**Set exercise**: Write out all the material exactly. Leave nothing out.

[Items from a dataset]
++++++++

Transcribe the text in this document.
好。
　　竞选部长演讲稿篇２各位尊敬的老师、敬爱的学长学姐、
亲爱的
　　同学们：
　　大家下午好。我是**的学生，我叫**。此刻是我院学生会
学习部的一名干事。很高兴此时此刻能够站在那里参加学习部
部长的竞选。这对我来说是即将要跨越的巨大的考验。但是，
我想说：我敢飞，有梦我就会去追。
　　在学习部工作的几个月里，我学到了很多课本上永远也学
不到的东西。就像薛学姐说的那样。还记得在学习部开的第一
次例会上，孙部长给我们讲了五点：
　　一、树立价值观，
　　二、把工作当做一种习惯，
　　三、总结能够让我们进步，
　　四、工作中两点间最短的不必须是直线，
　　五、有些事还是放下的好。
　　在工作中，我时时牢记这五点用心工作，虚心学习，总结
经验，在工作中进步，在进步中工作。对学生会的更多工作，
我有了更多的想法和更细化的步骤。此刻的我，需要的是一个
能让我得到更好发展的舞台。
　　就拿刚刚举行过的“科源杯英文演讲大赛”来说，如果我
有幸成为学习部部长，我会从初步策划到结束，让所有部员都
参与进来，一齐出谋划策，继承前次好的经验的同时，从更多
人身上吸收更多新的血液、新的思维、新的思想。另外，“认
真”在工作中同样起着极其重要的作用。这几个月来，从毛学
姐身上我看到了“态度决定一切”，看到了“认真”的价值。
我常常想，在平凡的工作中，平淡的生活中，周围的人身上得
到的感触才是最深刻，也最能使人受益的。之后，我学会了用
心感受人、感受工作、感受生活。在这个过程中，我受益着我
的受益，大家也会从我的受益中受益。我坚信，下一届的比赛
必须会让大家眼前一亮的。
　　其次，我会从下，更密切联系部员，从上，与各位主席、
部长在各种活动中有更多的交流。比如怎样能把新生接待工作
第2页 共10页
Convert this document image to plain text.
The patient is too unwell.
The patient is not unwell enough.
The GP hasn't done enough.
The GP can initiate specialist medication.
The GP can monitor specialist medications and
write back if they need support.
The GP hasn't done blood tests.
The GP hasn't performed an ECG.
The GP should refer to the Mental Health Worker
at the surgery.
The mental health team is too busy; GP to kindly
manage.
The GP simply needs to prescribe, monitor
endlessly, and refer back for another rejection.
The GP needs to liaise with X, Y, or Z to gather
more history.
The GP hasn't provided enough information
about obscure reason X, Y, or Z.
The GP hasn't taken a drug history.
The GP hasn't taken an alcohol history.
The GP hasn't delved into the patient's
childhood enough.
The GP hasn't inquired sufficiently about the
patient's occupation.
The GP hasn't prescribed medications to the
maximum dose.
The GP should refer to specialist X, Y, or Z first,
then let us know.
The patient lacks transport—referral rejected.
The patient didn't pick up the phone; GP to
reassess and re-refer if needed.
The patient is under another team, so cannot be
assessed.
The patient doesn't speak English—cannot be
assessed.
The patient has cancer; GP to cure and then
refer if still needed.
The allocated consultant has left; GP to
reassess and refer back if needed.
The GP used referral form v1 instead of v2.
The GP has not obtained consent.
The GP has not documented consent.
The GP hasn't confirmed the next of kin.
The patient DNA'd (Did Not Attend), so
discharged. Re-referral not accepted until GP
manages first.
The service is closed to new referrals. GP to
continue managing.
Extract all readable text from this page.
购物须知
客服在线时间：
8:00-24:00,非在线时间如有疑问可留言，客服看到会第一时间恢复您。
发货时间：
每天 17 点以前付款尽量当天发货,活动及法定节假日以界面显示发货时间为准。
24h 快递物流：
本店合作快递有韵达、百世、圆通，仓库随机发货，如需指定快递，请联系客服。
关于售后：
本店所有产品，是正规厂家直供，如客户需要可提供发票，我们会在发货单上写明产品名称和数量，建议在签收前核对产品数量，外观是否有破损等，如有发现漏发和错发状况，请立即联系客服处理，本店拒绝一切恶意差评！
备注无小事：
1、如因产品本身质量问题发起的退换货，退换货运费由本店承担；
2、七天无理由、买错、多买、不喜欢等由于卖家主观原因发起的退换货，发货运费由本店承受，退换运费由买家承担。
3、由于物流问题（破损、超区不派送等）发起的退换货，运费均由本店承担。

++++++++

**The result**:
Transcribe the text in this document.
好。
　　竞选部长演讲稿篇２各位尊敬的老师、敬爱的学长学姐、
亲爱的
　　同学们：
　　大家下午好。我是**的学生，我叫**。此刻是我院学生会
学习部的一名干事。很高兴此时此刻能够站在那里参加学习部
部长的竞选。这对我来说是即将要跨越的巨大的考验。但是，
我想说：我敢飞，有梦我就会去追。
　　在学习部工作的几个月里，我学到了很多课本上永远也学
不到的东西。就像薛学姐说的那样。还记得在学习部开的第一
次例会上，孙部长给我们讲了五点：
　　一、树立价值观，
　　二、把工作当做一种习惯，
　　三、总结能够让我们进步，
　　四、工作中两点间最短的不必须是直线，
　　五、有些事还是放下的好。
　　在工作中，我时时牢记这五点用心工作，虚心学习，总结
经验，在工作中进步，在进步中工作。对学生会的更多工作，
我有了更多的想法和更细化的步骤。此刻的我，需要的是一个
能让我得到更好发展的舞台。
　　就拿刚刚举行过的“科源杯英文演讲大赛”来说，如果我
有幸成为学习部部长，我会从初步策划到结束，让所有部员都
参与进来，一齐出谋划策，继承前次好的经验的同时，从更多
人身上吸收更多新的血液、新的思维、新的思想。另外，“认
真”在工作中同样起着极其重要的作用。这几个月来，从毛学
姐身上我看到了“态度决定一切”，看到了“认真”的价值。
我常常想，在平凡的工作中，平淡的生活中，周围的人身上得
到的感触才是最深刻，也最能使人受益的。之后，我学会了用
心感受人、感受工作、感受生活。在这个过程中，我受益着我
的受益，大家也会从我的受益中受益。我坚信，下一届的比赛
必须会让大家眼前一亮的。
　　其次，我会从下，更密切联系部员，从上，与各位主席、
部长在各种活动中有更多的交流。比如怎样能把新生接待工作
第2页 共10页
Convert this document image to plain text.
The patient is too unwell.
The patient is not unwell enough.
The GP hasn't done enough.
The GP can initiate specialist medication.
The GP can monitor specialist medications and
write back if they need support.
The GP hasn't done blood tests.
The GP hasn't performed an ECG.
The GP should refer to the Mental Health Worker
at the surgery.
The mental health team is too busy; GP to kindly
manage.
The GP simply needs to prescribe, monitor
endlessly, and refer back for another rejection.
The GP needs to liaise with X, Y, or Z to gather
more history.
The GP hasn't provided enough information
about obscure reason X, Y, or Z.
The GP hasn't taken a drug history.
The GP hasn't taken an alcohol history.
The GP hasn't delved into the patient's
childhood enough.
The GP hasn't inquired sufficiently about the
patient's occupation.
The GP hasn't prescribed medications to the
maximum dose.
The GP should refer to specialist X, Y, or Z first,
then let us know.
The patient lacks transport—referral rejected.
The patient didn't pick up the phone; GP to
reassess and re-refer if needed.
The patient is under another team, so cannot be
assessed.
The patient doesn't speak English—cannot be
assessed.
The patient has cancer; GP to cure and then
refer if still needed.
The allocated consultant has left; GP to
reassess and refer back if needed.
The GP used referral form v1 instead of v2.
The GP has not obtained consent.
The GP has not documented consent.
The GP hasn't confirmed the next of kin.
The patient DNA'd (Did Not Attend), so
discharged. Re-referral not accepted until GP
manages first.
The service is closed to new referrals. GP to
continue managing.
Extract all readable text from this page.
购物须知
客服在线时间：
8:00-24:00,非在线时间如有疑问可留言，客服看到会第一时间恢复您。
发货时间：
每天 17 点以前付款尽量当天发货,活动及法定节假日以界面显示发货时间为准。
24h 快递物流：
本店合作快递有韵达、百世、圆通，仓库随机发货，如需指定快递，请联系客服。
关于售后：
本店所有产品，是正规厂家直供，如客户需要可提供发票，我们会在发货单上写明产品名称和数量，建议在签收前核对产品数量，外观是否有破损等，如有发现漏发和错发状况，请立即联系客服处理，本店拒绝一切恶意差评！
备注无小事：
1、如因产品本身质量问题发起的退换货，退换货运费由本店承担；
2、七天无理由、买错、多买、不喜欢等由于卖家主观原因发起的退换货，发货运费由本店承受，退换运费由买家承担。
3、由于物流问题（破损、超区不派送等）发起的退换货，运费均由本店承担。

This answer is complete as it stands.